>> begin

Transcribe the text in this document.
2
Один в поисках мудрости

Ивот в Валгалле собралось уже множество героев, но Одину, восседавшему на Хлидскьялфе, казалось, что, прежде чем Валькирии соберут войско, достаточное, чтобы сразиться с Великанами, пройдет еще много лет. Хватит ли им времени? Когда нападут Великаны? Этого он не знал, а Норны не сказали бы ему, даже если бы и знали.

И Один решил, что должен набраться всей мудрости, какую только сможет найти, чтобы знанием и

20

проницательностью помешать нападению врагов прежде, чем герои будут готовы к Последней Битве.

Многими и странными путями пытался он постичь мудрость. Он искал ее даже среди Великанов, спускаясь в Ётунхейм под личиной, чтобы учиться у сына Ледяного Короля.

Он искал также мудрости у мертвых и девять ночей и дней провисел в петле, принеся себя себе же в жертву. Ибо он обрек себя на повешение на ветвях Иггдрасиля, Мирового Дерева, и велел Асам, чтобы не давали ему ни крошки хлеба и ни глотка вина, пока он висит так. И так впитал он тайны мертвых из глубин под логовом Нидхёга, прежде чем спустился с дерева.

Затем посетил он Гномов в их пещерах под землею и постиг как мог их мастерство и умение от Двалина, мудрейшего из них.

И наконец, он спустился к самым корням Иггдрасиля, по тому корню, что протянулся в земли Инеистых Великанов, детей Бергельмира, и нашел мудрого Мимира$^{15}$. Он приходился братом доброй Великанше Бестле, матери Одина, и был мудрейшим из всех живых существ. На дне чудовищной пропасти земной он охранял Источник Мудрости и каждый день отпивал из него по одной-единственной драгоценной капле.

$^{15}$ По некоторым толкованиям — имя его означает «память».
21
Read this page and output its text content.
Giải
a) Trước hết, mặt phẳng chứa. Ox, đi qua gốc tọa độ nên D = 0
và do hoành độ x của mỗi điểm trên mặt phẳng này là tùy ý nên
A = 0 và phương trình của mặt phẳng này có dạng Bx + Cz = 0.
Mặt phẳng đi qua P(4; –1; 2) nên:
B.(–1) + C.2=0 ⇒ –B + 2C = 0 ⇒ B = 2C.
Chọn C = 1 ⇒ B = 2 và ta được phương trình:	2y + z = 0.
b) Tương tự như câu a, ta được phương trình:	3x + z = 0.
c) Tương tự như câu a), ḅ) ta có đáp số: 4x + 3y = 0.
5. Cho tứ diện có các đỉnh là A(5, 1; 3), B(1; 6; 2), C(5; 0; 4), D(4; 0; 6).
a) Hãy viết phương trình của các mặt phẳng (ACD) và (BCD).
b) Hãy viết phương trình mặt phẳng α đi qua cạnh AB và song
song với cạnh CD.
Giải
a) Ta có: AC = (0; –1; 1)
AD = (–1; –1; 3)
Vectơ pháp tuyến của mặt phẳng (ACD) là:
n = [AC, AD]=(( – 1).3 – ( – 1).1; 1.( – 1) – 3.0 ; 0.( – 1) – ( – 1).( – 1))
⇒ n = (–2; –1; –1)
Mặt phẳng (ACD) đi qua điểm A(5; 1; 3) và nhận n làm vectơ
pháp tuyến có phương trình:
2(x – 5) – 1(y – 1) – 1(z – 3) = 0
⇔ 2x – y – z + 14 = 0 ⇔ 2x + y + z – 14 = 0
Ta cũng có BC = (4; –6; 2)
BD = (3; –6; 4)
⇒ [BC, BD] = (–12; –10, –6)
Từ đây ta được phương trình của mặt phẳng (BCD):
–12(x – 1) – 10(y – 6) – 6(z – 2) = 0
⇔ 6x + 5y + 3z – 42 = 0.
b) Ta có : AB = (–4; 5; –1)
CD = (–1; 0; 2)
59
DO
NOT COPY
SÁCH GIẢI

>> end

Work to be completed —
Locate the word "điểm" in the records above, and return each line that has it.

Solution to the exercise —
và do hoành độ x của mỗi điểm trên mặt phẳng này là tùy ý nên
Mặt phẳng (ACD) đi qua điểm A(5; 1; 3) và nhận n làm vectơ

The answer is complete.